*Provided material*.
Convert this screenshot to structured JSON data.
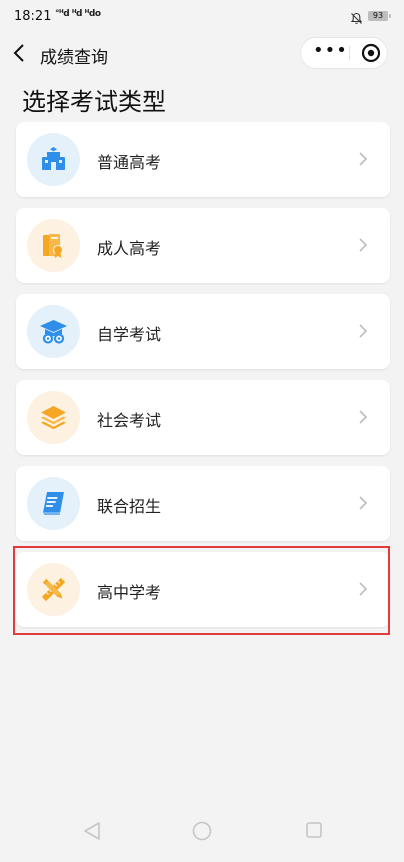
{
  "status_bar": {
    "time": "18:21",
    "signal_text": "°ᴴd ᴴd ᴴdo",
    "battery": "93"
  },
  "navbar": {
    "title": "成绩查询",
    "more_glyph": "•••"
  },
  "page": {
    "heading": "选择考试类型"
  },
  "exam_types": [
    {
      "label": "普通高考",
      "icon": "school-building-icon",
      "color": "#2e8ee8"
    },
    {
      "label": "成人高考",
      "icon": "books-certificate-icon",
      "color": "#f5a623"
    },
    {
      "label": "自学考试",
      "icon": "graduation-cap-icon",
      "color": "#2e8ee8"
    },
    {
      "label": "社会考试",
      "icon": "layers-stack-icon",
      "color": "#f5a623"
    },
    {
      "label": "联合招生",
      "icon": "document-scroll-icon",
      "color": "#2e8ee8"
    },
    {
      "label": "高中学考",
      "icon": "pencil-ruler-icon",
      "color": "#f5a623"
    }
  ],
  "highlighted_item": "高中学考",
  "colors": {
    "blue_accent": "#2e8ee8",
    "orange_accent": "#f5a623",
    "highlight_border": "#e23b3b",
    "background": "#f3f3f3"
  }
}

*Work instructions*. Only a number is wanted: how many lines of the data above contain "label"?

*Solution to this exercise*. 6